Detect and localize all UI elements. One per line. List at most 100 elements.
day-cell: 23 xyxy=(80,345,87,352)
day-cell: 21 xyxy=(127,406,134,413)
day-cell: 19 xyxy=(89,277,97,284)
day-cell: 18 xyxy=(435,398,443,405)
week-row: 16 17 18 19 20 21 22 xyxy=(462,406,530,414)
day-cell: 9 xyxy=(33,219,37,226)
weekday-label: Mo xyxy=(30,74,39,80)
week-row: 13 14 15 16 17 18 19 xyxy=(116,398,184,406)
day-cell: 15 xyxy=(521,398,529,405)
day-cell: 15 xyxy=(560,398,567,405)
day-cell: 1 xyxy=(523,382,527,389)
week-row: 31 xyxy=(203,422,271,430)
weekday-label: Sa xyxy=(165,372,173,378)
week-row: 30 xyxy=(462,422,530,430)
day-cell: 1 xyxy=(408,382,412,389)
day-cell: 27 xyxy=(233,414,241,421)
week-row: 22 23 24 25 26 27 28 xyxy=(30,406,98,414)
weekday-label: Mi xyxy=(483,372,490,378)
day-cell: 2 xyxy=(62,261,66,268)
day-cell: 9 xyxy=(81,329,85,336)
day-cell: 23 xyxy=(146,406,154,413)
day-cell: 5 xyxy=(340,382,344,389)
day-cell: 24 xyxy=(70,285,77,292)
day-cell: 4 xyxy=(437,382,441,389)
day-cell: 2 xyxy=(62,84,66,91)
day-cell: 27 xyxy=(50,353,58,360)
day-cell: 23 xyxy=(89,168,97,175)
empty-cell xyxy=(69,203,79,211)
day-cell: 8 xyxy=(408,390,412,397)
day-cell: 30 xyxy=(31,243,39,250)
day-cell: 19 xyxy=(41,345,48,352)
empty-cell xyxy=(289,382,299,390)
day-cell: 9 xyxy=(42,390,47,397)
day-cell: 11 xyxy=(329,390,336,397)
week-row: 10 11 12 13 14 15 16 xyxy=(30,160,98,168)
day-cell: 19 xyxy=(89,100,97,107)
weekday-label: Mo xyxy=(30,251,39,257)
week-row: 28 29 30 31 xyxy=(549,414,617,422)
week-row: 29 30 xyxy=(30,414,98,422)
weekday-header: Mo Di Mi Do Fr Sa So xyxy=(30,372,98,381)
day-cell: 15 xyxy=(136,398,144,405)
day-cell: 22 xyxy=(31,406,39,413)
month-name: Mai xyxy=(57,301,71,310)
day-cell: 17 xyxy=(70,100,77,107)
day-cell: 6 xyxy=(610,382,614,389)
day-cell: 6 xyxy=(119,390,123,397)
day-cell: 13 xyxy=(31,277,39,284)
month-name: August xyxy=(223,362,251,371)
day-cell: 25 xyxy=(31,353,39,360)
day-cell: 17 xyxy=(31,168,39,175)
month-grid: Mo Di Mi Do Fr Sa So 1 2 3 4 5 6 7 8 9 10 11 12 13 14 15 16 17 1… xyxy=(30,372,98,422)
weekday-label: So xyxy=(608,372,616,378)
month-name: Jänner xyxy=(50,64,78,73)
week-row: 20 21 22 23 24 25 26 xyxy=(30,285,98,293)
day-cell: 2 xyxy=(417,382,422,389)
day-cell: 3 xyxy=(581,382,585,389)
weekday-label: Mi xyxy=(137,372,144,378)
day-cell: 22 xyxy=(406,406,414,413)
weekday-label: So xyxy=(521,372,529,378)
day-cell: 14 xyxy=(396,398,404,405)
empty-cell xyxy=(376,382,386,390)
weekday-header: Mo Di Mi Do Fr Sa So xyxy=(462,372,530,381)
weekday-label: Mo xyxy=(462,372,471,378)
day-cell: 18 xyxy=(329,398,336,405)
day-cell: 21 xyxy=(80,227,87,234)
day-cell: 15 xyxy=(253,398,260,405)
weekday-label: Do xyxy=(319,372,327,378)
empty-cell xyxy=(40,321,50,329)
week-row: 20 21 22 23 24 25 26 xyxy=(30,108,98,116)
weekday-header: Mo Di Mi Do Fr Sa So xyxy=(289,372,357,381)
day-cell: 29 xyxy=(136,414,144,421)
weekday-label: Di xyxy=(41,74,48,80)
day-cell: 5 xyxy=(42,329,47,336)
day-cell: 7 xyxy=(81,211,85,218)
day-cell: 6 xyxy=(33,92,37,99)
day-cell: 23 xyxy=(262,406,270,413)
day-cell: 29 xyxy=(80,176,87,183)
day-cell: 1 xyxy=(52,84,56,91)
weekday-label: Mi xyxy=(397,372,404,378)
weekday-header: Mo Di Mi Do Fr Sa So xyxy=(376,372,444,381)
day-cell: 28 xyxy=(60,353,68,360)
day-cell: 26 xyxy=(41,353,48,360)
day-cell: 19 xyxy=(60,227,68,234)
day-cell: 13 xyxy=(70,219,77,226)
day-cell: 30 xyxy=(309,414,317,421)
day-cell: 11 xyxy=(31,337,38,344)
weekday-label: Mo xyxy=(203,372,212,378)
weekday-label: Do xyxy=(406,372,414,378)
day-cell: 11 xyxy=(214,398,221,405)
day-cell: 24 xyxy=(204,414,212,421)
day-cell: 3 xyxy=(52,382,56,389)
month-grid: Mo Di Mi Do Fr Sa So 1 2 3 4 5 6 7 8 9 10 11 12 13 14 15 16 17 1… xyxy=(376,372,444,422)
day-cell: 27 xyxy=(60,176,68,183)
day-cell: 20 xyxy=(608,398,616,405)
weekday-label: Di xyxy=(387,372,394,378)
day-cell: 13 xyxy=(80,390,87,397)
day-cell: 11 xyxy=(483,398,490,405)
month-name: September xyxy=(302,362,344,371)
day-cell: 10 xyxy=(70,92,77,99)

DO THIS: Copy out the listing above verbatim, line for line, keeping every character unchanged.

SOLUTION BELOW:
Detect and localize all UI elements. One per line. List at most 100 elements.
day-cell: 23 xyxy=(80,345,87,352)
day-cell: 21 xyxy=(127,406,134,413)
day-cell: 19 xyxy=(89,277,97,284)
day-cell: 18 xyxy=(435,398,443,405)
week-row: 16 17 18 19 20 21 22 xyxy=(462,406,530,414)
day-cell: 9 xyxy=(33,219,37,226)
weekday-label: Mo xyxy=(30,74,39,80)
week-row: 13 14 15 16 17 18 19 xyxy=(116,398,184,406)
day-cell: 15 xyxy=(521,398,529,405)
day-cell: 15 xyxy=(560,398,567,405)
day-cell: 1 xyxy=(523,382,527,389)
week-row: 31 xyxy=(203,422,271,430)
weekday-label: Sa xyxy=(165,372,173,378)
week-row: 30 xyxy=(462,422,530,430)
day-cell: 1 xyxy=(408,382,412,389)
day-cell: 27 xyxy=(233,414,241,421)
week-row: 22 23 24 25 26 27 28 xyxy=(30,406,98,414)
weekday-label: Mi xyxy=(483,372,490,378)
day-cell: 2 xyxy=(62,261,66,268)
day-cell: 9 xyxy=(81,329,85,336)
day-cell: 23 xyxy=(146,406,154,413)
day-cell: 5 xyxy=(340,382,344,389)
day-cell: 24 xyxy=(70,285,77,292)
day-cell: 4 xyxy=(437,382,441,389)
day-cell: 2 xyxy=(62,84,66,91)
day-cell: 27 xyxy=(50,353,58,360)
day-cell: 23 xyxy=(89,168,97,175)
empty-cell xyxy=(69,203,79,211)
day-cell: 8 xyxy=(408,390,412,397)
day-cell: 30 xyxy=(31,243,39,250)
day-cell: 19 xyxy=(41,345,48,352)
empty-cell xyxy=(289,382,299,390)
day-cell: 9 xyxy=(42,390,47,397)
day-cell: 11 xyxy=(329,390,336,397)
week-row: 10 11 12 13 14 15 16 xyxy=(30,160,98,168)
day-cell: 19 xyxy=(89,100,97,107)
weekday-label: Mo xyxy=(30,251,39,257)
week-row: 28 29 30 31 xyxy=(549,414,617,422)
week-row: 29 30 xyxy=(30,414,98,422)
weekday-header: Mo Di Mi Do Fr Sa So xyxy=(30,372,98,381)
day-cell: 15 xyxy=(136,398,144,405)
day-cell: 22 xyxy=(31,406,39,413)
month-name: Mai xyxy=(57,301,71,310)
day-cell: 17 xyxy=(70,100,77,107)
day-cell: 6 xyxy=(610,382,614,389)
day-cell: 6 xyxy=(119,390,123,397)
day-cell: 13 xyxy=(31,277,39,284)
month-name: August xyxy=(223,362,251,371)
day-cell: 25 xyxy=(31,353,39,360)
day-cell: 17 xyxy=(31,168,39,175)
month-grid: Mo Di Mi Do Fr Sa So 1 2 3 4 5 6 7 8 9 10 11 12 13 14 15 16 17 1… xyxy=(30,372,98,422)
weekday-label: So xyxy=(608,372,616,378)
month-name: Jänner xyxy=(50,64,78,73)
week-row: 20 21 22 23 24 25 26 xyxy=(30,285,98,293)
day-cell: 2 xyxy=(417,382,422,389)
day-cell: 3 xyxy=(581,382,585,389)
weekday-label: Mi xyxy=(137,372,144,378)
day-cell: 22 xyxy=(406,406,414,413)
weekday-label: So xyxy=(521,372,529,378)
day-cell: 14 xyxy=(396,398,404,405)
empty-cell xyxy=(376,382,386,390)
weekday-header: Mo Di Mi Do Fr Sa So xyxy=(462,372,530,381)
weekday-label: Mo xyxy=(462,372,471,378)
day-cell: 18 xyxy=(329,398,336,405)
day-cell: 21 xyxy=(80,227,87,234)
day-cell: 15 xyxy=(253,398,260,405)
weekday-label: Do xyxy=(319,372,327,378)
empty-cell xyxy=(40,321,50,329)
week-row: 20 21 22 23 24 25 26 xyxy=(30,108,98,116)
weekday-header: Mo Di Mi Do Fr Sa So xyxy=(289,372,357,381)
day-cell: 29 xyxy=(136,414,144,421)
weekday-label: Di xyxy=(41,74,48,80)
day-cell: 5 xyxy=(42,329,47,336)
day-cell: 7 xyxy=(81,211,85,218)
day-cell: 6 xyxy=(33,92,37,99)
day-cell: 23 xyxy=(262,406,270,413)
day-cell: 29 xyxy=(80,176,87,183)
day-cell: 1 xyxy=(52,84,56,91)
weekday-label: Mi xyxy=(397,372,404,378)
weekday-header: Mo Di Mi Do Fr Sa So xyxy=(376,372,444,381)
day-cell: 28 xyxy=(60,353,68,360)
day-cell: 26 xyxy=(41,353,48,360)
day-cell: 19 xyxy=(60,227,68,234)
day-cell: 13 xyxy=(70,219,77,226)
day-cell: 30 xyxy=(309,414,317,421)
day-cell: 11 xyxy=(31,337,38,344)
weekday-label: Mo xyxy=(203,372,212,378)
weekday-label: Do xyxy=(406,372,414,378)
day-cell: 11 xyxy=(214,398,221,405)
day-cell: 24 xyxy=(204,414,212,421)
day-cell: 3 xyxy=(52,382,56,389)
month-grid: Mo Di Mi Do Fr Sa So 1 2 3 4 5 6 7 8 9 10 11 12 13 14 15 16 17 1… xyxy=(376,372,444,422)
day-cell: 27 xyxy=(60,176,68,183)
day-cell: 20 xyxy=(608,398,616,405)
weekday-label: Di xyxy=(387,372,394,378)
day-cell: 13 xyxy=(80,390,87,397)
day-cell: 11 xyxy=(483,398,490,405)
month-name: September xyxy=(302,362,344,371)
day-cell: 10 xyxy=(70,92,77,99)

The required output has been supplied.